▶ _What you are asked to do_:
Wherever the string "España" appears, copy the whole line.

○ ○ ○ ○

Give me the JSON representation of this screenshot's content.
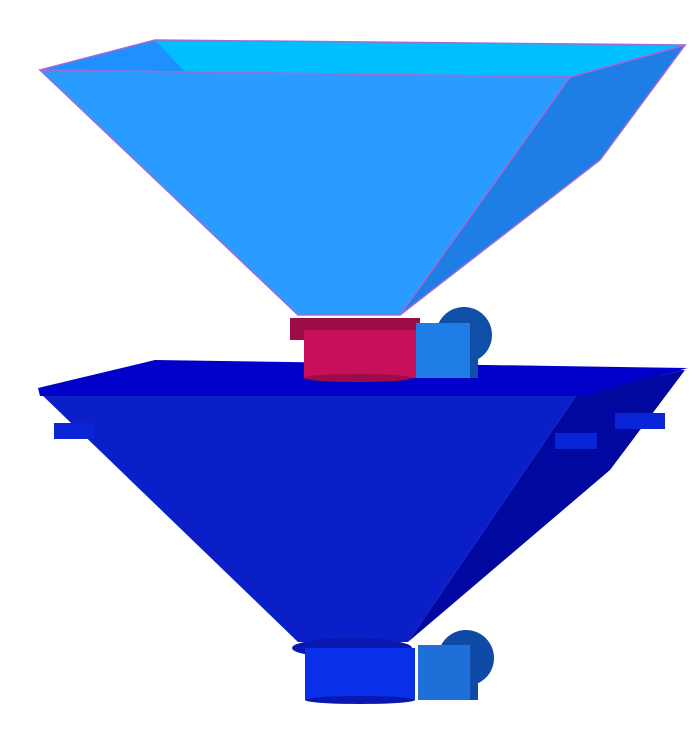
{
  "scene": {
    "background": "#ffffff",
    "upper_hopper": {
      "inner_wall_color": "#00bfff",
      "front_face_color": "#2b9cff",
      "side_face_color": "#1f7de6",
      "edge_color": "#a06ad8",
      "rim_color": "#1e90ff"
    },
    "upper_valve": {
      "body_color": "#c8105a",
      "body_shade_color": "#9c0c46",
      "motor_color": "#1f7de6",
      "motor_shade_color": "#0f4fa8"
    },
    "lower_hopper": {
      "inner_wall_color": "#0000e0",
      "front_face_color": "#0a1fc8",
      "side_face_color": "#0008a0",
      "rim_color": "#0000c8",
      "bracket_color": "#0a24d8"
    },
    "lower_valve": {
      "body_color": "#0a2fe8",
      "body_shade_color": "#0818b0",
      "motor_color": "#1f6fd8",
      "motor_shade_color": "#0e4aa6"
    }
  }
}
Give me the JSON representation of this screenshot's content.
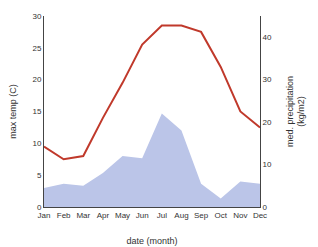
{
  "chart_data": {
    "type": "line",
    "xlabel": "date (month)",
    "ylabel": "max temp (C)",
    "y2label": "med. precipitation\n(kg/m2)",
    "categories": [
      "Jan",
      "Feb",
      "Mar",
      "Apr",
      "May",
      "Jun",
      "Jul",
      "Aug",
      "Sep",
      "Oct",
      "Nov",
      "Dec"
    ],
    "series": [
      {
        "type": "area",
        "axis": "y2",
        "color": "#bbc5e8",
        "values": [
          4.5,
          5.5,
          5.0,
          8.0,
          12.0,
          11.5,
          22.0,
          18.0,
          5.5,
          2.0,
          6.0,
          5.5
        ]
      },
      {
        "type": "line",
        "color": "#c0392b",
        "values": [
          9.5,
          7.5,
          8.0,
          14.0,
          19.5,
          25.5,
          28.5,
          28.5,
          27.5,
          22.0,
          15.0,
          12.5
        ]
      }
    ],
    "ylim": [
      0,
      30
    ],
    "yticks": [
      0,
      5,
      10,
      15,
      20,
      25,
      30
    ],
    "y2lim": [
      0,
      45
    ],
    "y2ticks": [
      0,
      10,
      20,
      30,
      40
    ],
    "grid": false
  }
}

○ ○ ○ ○

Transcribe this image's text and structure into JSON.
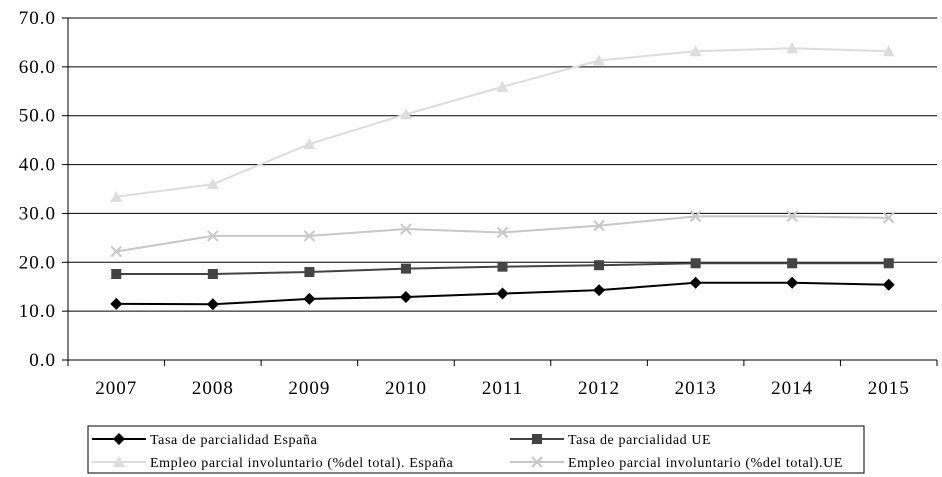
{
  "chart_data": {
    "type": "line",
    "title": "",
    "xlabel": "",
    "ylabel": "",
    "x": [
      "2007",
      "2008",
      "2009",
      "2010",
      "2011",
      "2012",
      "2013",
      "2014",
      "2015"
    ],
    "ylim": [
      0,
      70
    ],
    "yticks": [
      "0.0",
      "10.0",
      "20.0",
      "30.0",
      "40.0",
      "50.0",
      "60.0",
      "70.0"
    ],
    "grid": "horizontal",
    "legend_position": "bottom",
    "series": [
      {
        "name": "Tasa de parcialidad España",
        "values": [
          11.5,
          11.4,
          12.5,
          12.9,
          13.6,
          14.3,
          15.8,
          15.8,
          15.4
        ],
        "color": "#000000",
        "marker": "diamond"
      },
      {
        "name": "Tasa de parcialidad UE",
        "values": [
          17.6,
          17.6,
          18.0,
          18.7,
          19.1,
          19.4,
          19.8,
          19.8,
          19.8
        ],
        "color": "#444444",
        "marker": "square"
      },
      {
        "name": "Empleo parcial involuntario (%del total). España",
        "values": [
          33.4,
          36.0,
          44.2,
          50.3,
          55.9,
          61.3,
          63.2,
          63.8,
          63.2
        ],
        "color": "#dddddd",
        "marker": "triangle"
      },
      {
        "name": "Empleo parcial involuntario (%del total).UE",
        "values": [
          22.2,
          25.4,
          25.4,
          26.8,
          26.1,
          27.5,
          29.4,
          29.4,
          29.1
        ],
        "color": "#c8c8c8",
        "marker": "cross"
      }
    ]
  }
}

○ ○ ○ ○

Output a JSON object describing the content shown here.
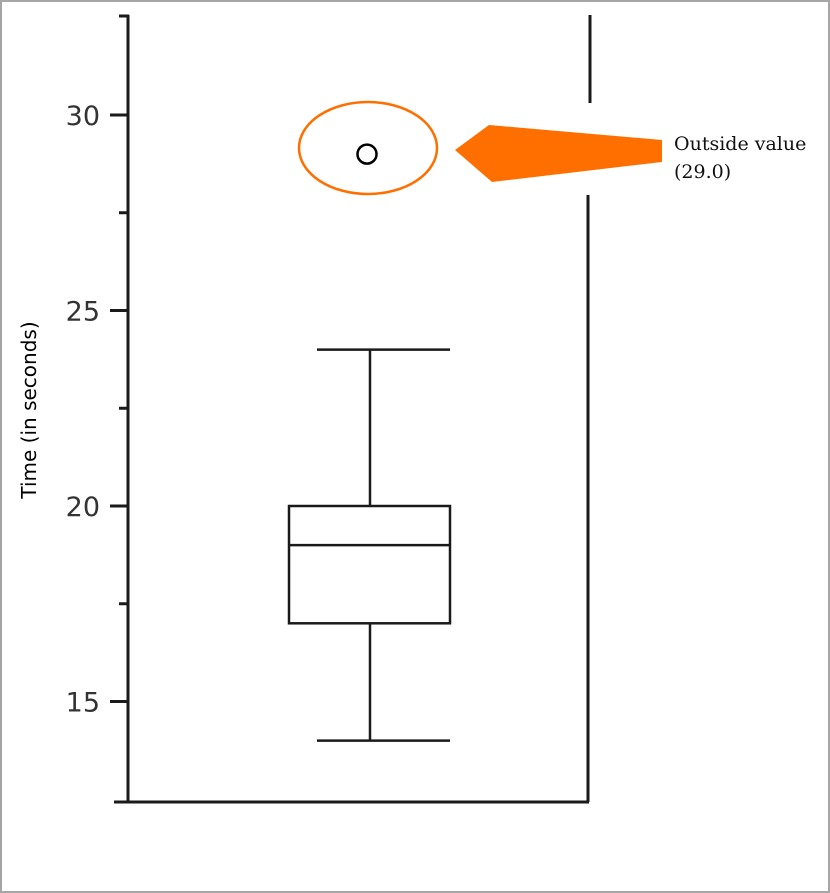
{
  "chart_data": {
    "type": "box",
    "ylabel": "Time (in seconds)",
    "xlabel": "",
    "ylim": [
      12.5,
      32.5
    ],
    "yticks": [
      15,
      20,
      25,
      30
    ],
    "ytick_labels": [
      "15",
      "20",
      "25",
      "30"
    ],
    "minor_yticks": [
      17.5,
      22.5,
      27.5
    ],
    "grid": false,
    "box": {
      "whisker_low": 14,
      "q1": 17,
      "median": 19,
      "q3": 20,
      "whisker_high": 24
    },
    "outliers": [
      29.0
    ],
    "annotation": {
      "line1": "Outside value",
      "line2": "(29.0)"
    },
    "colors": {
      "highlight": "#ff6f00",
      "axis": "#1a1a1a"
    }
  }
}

○ ○ ○ ○

▶ _Solution to the exercise_:
        "name": "Tasa de parcialidad España",
        "name": "Empleo parcial involuntario (%del total). España",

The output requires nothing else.